Give back the full material, exactly as it reads.

((

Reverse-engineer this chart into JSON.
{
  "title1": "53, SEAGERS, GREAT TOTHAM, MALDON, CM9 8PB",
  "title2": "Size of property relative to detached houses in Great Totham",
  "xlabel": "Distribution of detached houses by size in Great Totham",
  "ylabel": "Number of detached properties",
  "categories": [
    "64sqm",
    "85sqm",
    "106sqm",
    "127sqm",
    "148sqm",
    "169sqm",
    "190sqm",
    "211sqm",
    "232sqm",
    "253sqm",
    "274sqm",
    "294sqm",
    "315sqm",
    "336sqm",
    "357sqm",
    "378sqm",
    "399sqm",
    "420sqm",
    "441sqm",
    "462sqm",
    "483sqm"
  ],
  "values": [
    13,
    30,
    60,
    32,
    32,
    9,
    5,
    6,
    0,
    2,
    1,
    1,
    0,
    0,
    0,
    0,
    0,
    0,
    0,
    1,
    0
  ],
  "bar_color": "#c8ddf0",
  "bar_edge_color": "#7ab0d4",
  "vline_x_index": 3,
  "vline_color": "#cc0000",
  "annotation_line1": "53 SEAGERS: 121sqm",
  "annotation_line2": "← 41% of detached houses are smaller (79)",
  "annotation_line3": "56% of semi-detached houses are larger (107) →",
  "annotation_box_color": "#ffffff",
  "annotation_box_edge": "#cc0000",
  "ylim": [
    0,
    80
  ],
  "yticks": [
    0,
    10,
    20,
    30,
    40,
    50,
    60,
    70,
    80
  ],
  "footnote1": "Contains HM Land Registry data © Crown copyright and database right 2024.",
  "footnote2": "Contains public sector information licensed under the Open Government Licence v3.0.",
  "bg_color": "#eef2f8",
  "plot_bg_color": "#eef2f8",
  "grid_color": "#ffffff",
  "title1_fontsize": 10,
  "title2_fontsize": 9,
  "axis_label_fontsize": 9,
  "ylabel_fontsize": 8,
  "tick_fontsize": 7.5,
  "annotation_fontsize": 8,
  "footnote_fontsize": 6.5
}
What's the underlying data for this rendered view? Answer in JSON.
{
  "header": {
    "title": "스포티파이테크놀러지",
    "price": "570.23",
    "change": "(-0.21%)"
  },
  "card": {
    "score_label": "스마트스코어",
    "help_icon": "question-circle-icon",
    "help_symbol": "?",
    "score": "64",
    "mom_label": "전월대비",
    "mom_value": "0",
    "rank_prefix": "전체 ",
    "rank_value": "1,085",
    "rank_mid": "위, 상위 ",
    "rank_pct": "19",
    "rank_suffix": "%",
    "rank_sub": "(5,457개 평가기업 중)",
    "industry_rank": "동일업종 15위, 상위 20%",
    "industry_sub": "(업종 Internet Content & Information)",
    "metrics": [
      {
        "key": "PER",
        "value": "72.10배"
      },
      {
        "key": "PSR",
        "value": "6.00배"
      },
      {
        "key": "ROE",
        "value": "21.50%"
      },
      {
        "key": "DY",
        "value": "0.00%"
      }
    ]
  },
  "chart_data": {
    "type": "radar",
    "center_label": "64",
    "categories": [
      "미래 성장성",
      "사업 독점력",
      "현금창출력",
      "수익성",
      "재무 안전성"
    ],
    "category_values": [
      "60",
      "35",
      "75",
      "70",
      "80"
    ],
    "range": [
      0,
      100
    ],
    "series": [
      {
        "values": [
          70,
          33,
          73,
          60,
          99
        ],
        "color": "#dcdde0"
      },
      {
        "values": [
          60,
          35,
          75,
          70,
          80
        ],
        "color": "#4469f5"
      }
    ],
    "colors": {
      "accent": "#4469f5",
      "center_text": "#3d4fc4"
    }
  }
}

))

• [Written solution]:
Reverse-engineer this chart into JSON.
{
  "title1": "53, SEAGERS, GREAT TOTHAM, MALDON, CM9 8PB",
  "title2": "Size of property relative to detached houses in Great Totham",
  "xlabel": "Distribution of detached houses by size in Great Totham",
  "ylabel": "Number of detached properties",
  "categories": [
    "64sqm",
    "85sqm",
    "106sqm",
    "127sqm",
    "148sqm",
    "169sqm",
    "190sqm",
    "211sqm",
    "232sqm",
    "253sqm",
    "274sqm",
    "294sqm",
    "315sqm",
    "336sqm",
    "357sqm",
    "378sqm",
    "399sqm",
    "420sqm",
    "441sqm",
    "462sqm",
    "483sqm"
  ],
  "values": [
    13,
    30,
    60,
    32,
    32,
    9,
    5,
    6,
    0,
    2,
    1,
    1,
    0,
    0,
    0,
    0,
    0,
    0,
    0,
    1,
    0
  ],
  "bar_color": "#c8ddf0",
  "bar_edge_color": "#7ab0d4",
  "vline_x_index": 3,
  "vline_color": "#cc0000",
  "annotation_line1": "53 SEAGERS: 121sqm",
  "annotation_line2": "← 41% of detached houses are smaller (79)",
  "annotation_line3": "56% of semi-detached houses are larger (107) →",
  "annotation_box_color": "#ffffff",
  "annotation_box_edge": "#cc0000",
  "ylim": [
    0,
    80
  ],
  "yticks": [
    0,
    10,
    20,
    30,
    40,
    50,
    60,
    70,
    80
  ],
  "footnote1": "Contains HM Land Registry data © Crown copyright and database right 2024.",
  "footnote2": "Contains public sector information licensed under the Open Government Licence v3.0.",
  "bg_color": "#eef2f8",
  "plot_bg_color": "#eef2f8",
  "grid_color": "#ffffff",
  "title1_fontsize": 10,
  "title2_fontsize": 9,
  "axis_label_fontsize": 9,
  "ylabel_fontsize": 8,
  "tick_fontsize": 7.5,
  "annotation_fontsize": 8,
  "footnote_fontsize": 6.5
}
What's the underlying data for this rendered view? Answer in JSON.
{
  "header": {
    "title": "스포티파이테크놀러지",
    "price": "570.23",
    "change": "(-0.21%)"
  },
  "card": {
    "score_label": "스마트스코어",
    "help_icon": "question-circle-icon",
    "help_symbol": "?",
    "score": "64",
    "mom_label": "전월대비",
    "mom_value": "0",
    "rank_prefix": "전체 ",
    "rank_value": "1,085",
    "rank_mid": "위, 상위 ",
    "rank_pct": "19",
    "rank_suffix": "%",
    "rank_sub": "(5,457개 평가기업 중)",
    "industry_rank": "동일업종 15위, 상위 20%",
    "industry_sub": "(업종 Internet Content & Information)",
    "metrics": [
      {
        "key": "PER",
        "value": "72.10배"
      },
      {
        "key": "PSR",
        "value": "6.00배"
      },
      {
        "key": "ROE",
        "value": "21.50%"
      },
      {
        "key": "DY",
        "value": "0.00%"
      }
    ]
  },
  "chart_data": {
    "type": "radar",
    "center_label": "64",
    "categories": [
      "미래 성장성",
      "사업 독점력",
      "현금창출력",
      "수익성",
      "재무 안전성"
    ],
    "category_values": [
      "60",
      "35",
      "75",
      "70",
      "80"
    ],
    "range": [
      0,
      100
    ],
    "series": [
      {
        "values": [
          70,
          33,
          73,
          60,
          99
        ],
        "color": "#dcdde0"
      },
      {
        "values": [
          60,
          35,
          75,
          70,
          80
        ],
        "color": "#4469f5"
      }
    ],
    "colors": {
      "accent": "#4469f5",
      "center_text": "#3d4fc4"
    }
  }
}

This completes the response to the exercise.